**GOAL:** Write out every line of the following items word for word, omitting the pictures from your answer.

**Entries from a dataset:**
• • •
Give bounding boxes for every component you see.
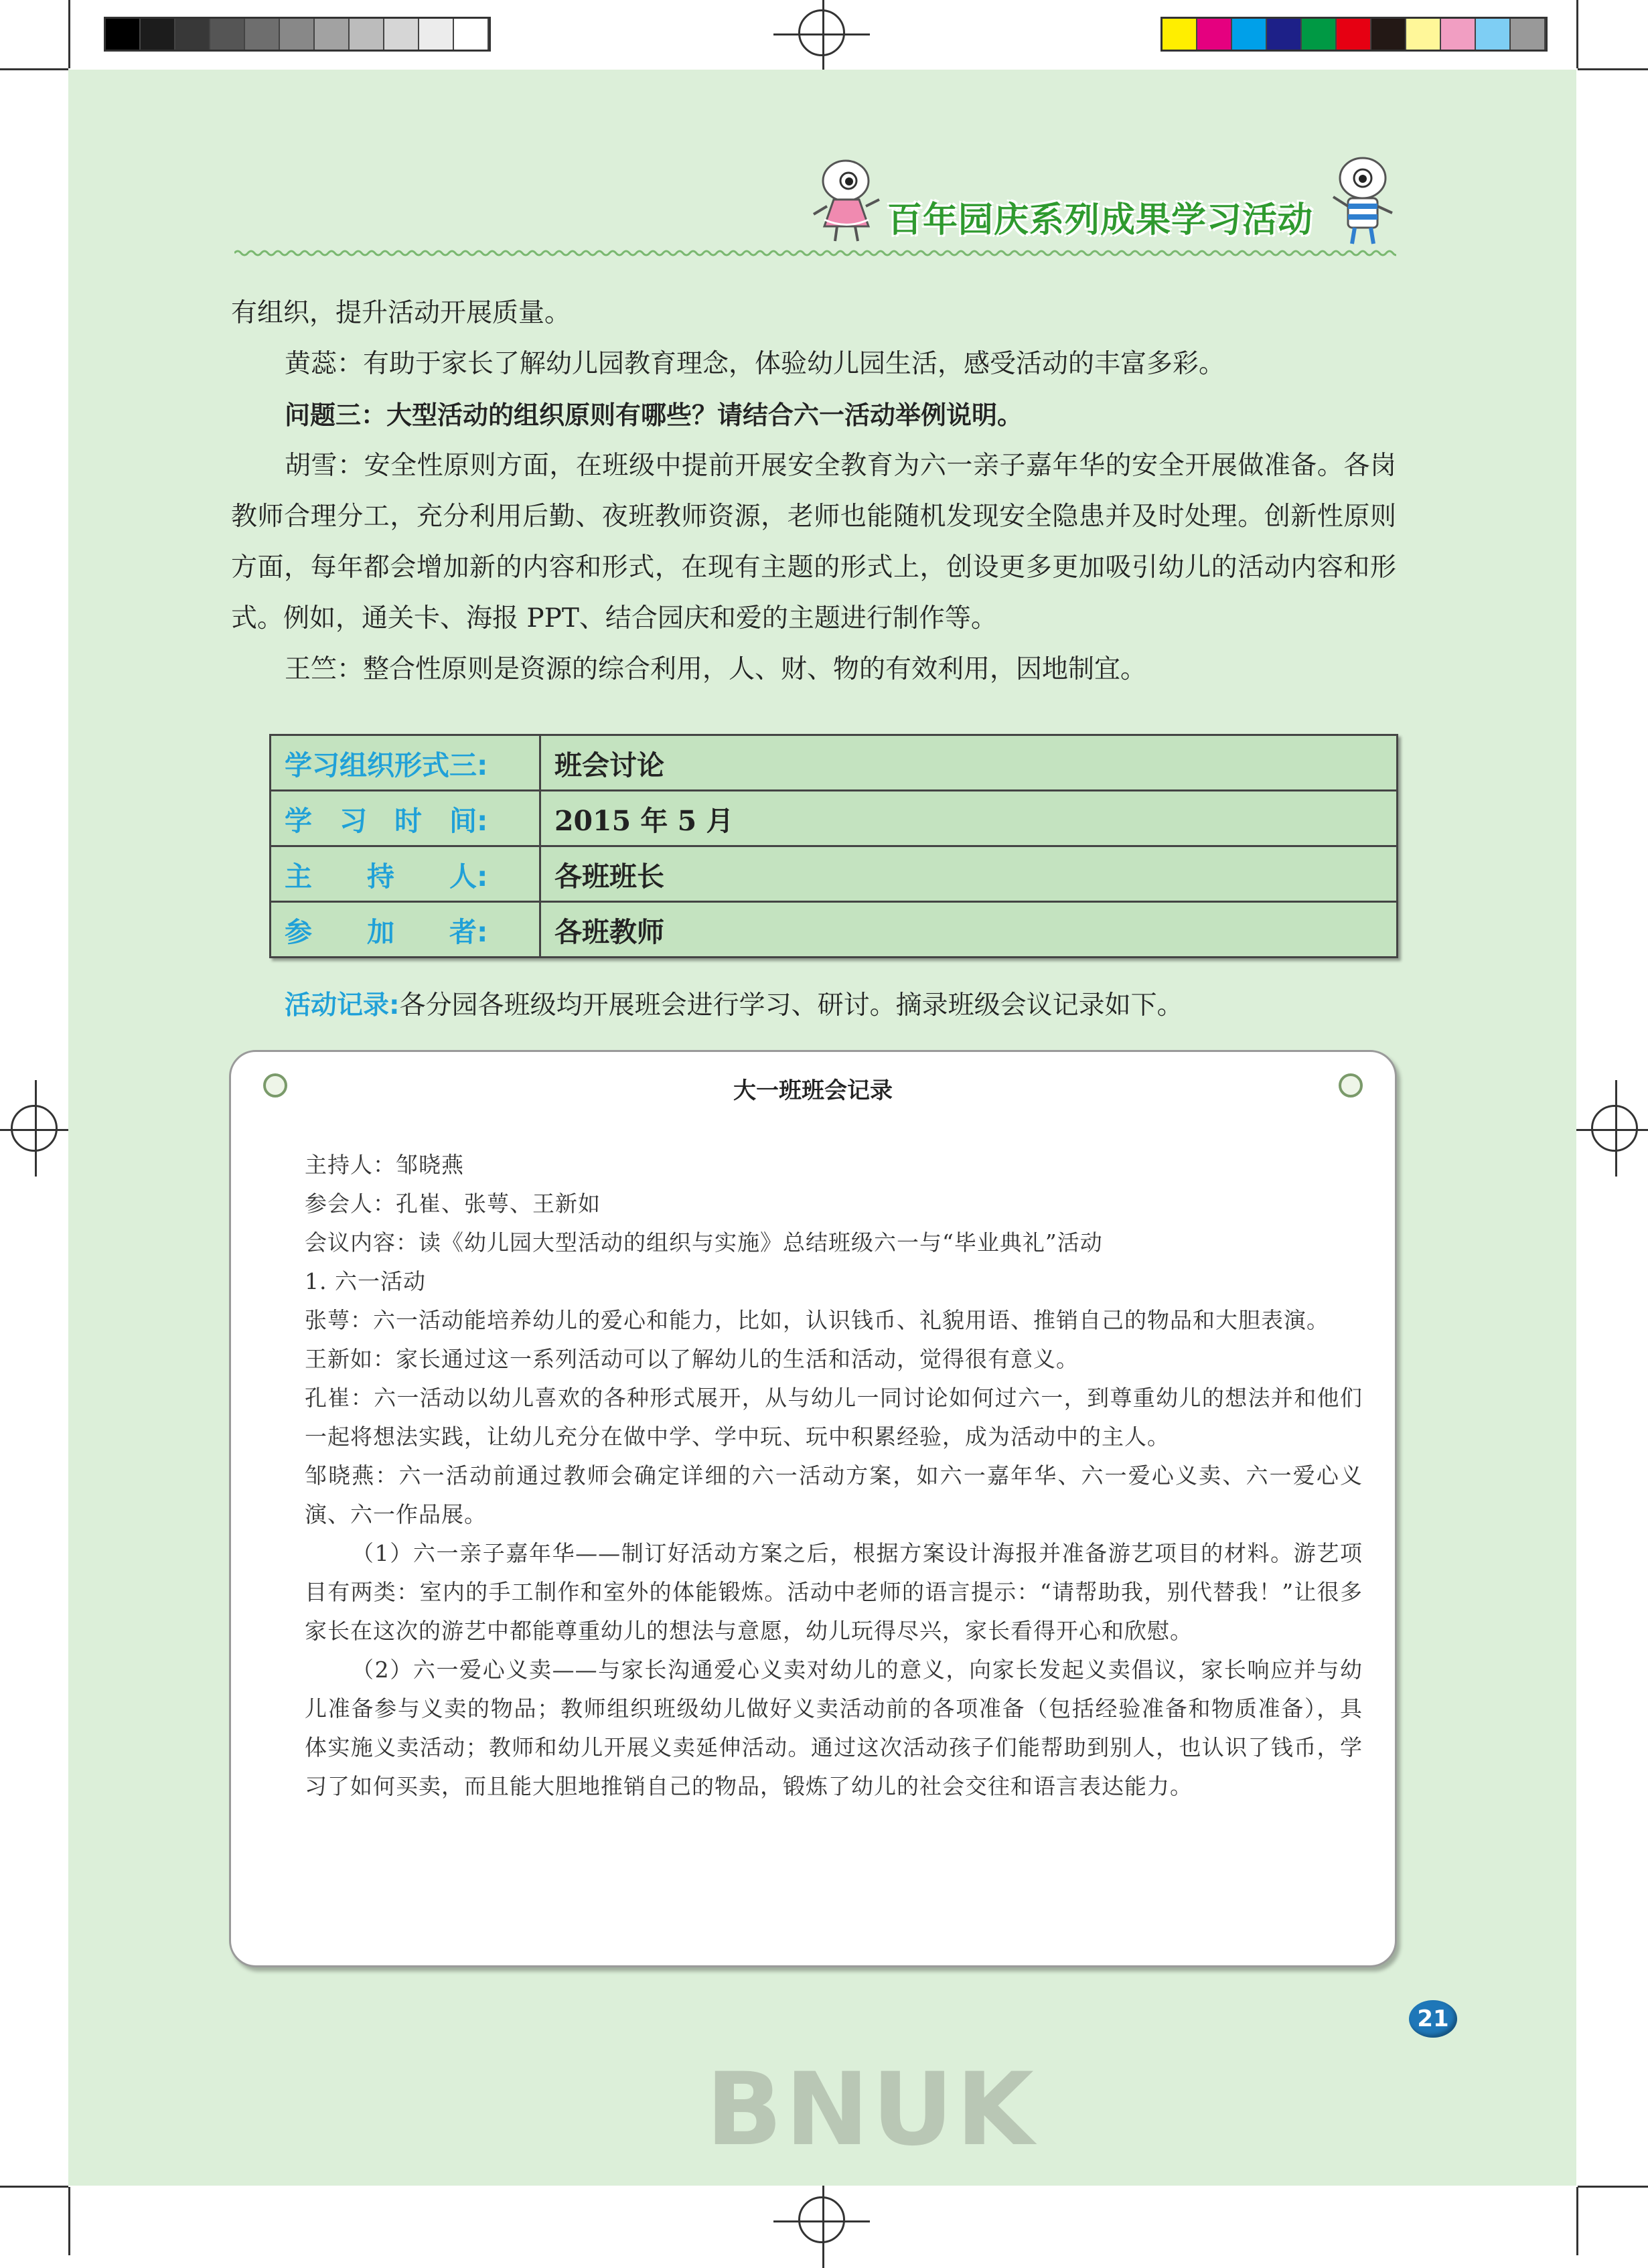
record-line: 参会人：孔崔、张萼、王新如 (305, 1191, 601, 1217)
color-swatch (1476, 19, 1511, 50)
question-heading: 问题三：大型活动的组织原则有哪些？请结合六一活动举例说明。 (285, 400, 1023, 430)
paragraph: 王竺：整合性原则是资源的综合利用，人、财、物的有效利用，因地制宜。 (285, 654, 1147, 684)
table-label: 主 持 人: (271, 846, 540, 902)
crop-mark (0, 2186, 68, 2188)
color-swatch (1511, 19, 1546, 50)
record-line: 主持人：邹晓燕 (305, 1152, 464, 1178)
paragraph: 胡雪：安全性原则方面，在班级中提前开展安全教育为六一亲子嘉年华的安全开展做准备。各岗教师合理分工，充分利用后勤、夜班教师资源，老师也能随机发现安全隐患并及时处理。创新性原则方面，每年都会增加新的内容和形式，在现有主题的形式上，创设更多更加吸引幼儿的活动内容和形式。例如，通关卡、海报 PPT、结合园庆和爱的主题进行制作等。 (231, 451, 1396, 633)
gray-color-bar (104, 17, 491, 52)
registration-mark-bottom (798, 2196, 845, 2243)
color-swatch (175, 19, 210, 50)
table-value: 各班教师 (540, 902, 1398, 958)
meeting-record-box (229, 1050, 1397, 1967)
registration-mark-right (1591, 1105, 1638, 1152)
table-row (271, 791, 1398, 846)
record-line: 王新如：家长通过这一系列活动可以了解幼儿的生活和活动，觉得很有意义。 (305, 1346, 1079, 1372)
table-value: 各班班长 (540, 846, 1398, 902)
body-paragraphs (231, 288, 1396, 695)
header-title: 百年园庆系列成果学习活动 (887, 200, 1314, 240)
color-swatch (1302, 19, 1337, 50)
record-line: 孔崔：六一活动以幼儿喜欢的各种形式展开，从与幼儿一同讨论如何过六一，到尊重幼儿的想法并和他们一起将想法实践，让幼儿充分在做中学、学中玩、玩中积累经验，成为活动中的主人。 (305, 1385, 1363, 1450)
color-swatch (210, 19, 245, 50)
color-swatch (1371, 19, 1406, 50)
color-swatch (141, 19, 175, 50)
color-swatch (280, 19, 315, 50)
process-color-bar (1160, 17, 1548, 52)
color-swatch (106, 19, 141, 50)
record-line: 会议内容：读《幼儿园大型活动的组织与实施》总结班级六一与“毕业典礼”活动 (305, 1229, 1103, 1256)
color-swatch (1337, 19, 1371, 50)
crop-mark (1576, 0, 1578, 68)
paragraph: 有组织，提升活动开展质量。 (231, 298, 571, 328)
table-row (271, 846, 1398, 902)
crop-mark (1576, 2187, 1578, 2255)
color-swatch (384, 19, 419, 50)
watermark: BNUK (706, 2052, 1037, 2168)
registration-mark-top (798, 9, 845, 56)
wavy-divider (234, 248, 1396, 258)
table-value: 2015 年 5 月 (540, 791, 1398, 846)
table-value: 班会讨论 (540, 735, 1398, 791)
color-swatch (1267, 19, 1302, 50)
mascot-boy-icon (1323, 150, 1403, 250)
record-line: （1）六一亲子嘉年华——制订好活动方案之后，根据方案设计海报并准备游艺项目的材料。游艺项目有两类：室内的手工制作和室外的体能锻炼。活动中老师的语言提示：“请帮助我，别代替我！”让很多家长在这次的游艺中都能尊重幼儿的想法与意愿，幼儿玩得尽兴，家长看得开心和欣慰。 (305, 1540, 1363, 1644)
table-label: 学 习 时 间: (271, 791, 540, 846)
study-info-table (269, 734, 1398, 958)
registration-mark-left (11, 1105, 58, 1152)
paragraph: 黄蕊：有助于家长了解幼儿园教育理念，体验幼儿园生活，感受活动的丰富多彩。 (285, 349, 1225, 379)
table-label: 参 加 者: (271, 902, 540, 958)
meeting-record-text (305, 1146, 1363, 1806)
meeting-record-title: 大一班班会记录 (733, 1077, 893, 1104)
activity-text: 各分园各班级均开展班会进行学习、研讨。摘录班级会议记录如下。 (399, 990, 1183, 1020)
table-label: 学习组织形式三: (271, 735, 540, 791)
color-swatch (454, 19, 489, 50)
• • •
**CORRECT ANSWER:**
Give bounding boxes for every component you see.
record-line: 参会人：孔崔、张萼、王新如 (305, 1191, 601, 1217)
color-swatch (1476, 19, 1511, 50)
question-heading: 问题三：大型活动的组织原则有哪些？请结合六一活动举例说明。 (285, 400, 1023, 430)
paragraph: 王竺：整合性原则是资源的综合利用，人、财、物的有效利用，因地制宜。 (285, 654, 1147, 684)
table-label: 主 持 人: (271, 846, 540, 902)
crop-mark (0, 2186, 68, 2188)
color-swatch (1511, 19, 1546, 50)
record-line: 主持人：邹晓燕 (305, 1152, 464, 1178)
paragraph: 胡雪：安全性原则方面，在班级中提前开展安全教育为六一亲子嘉年华的安全开展做准备。各岗教师合理分工，充分利用后勤、夜班教师资源，老师也能随机发现安全隐患并及时处理。创新性原则方面，每年都会增加新的内容和形式，在现有主题的形式上，创设更多更加吸引幼儿的活动内容和形式。例如，通关卡、海报 PPT、结合园庆和爱的主题进行制作等。 (231, 451, 1396, 633)
gray-color-bar (104, 17, 491, 52)
registration-mark-bottom (798, 2196, 845, 2243)
color-swatch (175, 19, 210, 50)
table-value: 各班教师 (540, 902, 1398, 958)
meeting-record-box (229, 1050, 1397, 1967)
registration-mark-right (1591, 1105, 1638, 1152)
table-row (271, 791, 1398, 846)
record-line: 王新如：家长通过这一系列活动可以了解幼儿的生活和活动，觉得很有意义。 (305, 1346, 1079, 1372)
table-value: 各班班长 (540, 846, 1398, 902)
body-paragraphs (231, 288, 1396, 695)
header-title: 百年园庆系列成果学习活动 (887, 200, 1314, 240)
color-swatch (1302, 19, 1337, 50)
record-line: 孔崔：六一活动以幼儿喜欢的各种形式展开，从与幼儿一同讨论如何过六一，到尊重幼儿的想法并和他们一起将想法实践，让幼儿充分在做中学、学中玩、玩中积累经验，成为活动中的主人。 (305, 1385, 1363, 1450)
color-swatch (210, 19, 245, 50)
color-swatch (1371, 19, 1406, 50)
color-swatch (141, 19, 175, 50)
color-swatch (280, 19, 315, 50)
process-color-bar (1160, 17, 1548, 52)
color-swatch (106, 19, 141, 50)
record-line: 会议内容：读《幼儿园大型活动的组织与实施》总结班级六一与“毕业典礼”活动 (305, 1229, 1103, 1256)
color-swatch (1337, 19, 1371, 50)
crop-mark (1576, 0, 1578, 68)
paragraph: 有组织，提升活动开展质量。 (231, 298, 571, 328)
table-row (271, 846, 1398, 902)
crop-mark (1576, 2187, 1578, 2255)
color-swatch (384, 19, 419, 50)
watermark: BNUK (706, 2052, 1037, 2168)
registration-mark-top (798, 9, 845, 56)
wavy-divider (234, 248, 1396, 258)
table-value: 2015 年 5 月 (540, 791, 1398, 846)
table-value: 班会讨论 (540, 735, 1398, 791)
color-swatch (1267, 19, 1302, 50)
mascot-boy-icon (1323, 150, 1403, 250)
record-line: （1）六一亲子嘉年华——制订好活动方案之后，根据方案设计海报并准备游艺项目的材料。游艺项目有两类：室内的手工制作和室外的体能锻炼。活动中老师的语言提示：“请帮助我，别代替我！”让很多家长在这次的游艺中都能尊重幼儿的想法与意愿，幼儿玩得尽兴，家长看得开心和欣慰。 (305, 1540, 1363, 1644)
table-label: 学 习 时 间: (271, 791, 540, 846)
study-info-table (269, 734, 1398, 958)
registration-mark-left (11, 1105, 58, 1152)
paragraph: 黄蕊：有助于家长了解幼儿园教育理念，体验幼儿园生活，感受活动的丰富多彩。 (285, 349, 1225, 379)
table-label: 参 加 者: (271, 902, 540, 958)
meeting-record-text (305, 1146, 1363, 1806)
meeting-record-title: 大一班班会记录 (733, 1077, 893, 1104)
activity-text: 各分园各班级均开展班会进行学习、研讨。摘录班级会议记录如下。 (399, 990, 1183, 1020)
table-label: 学习组织形式三: (271, 735, 540, 791)
color-swatch (454, 19, 489, 50)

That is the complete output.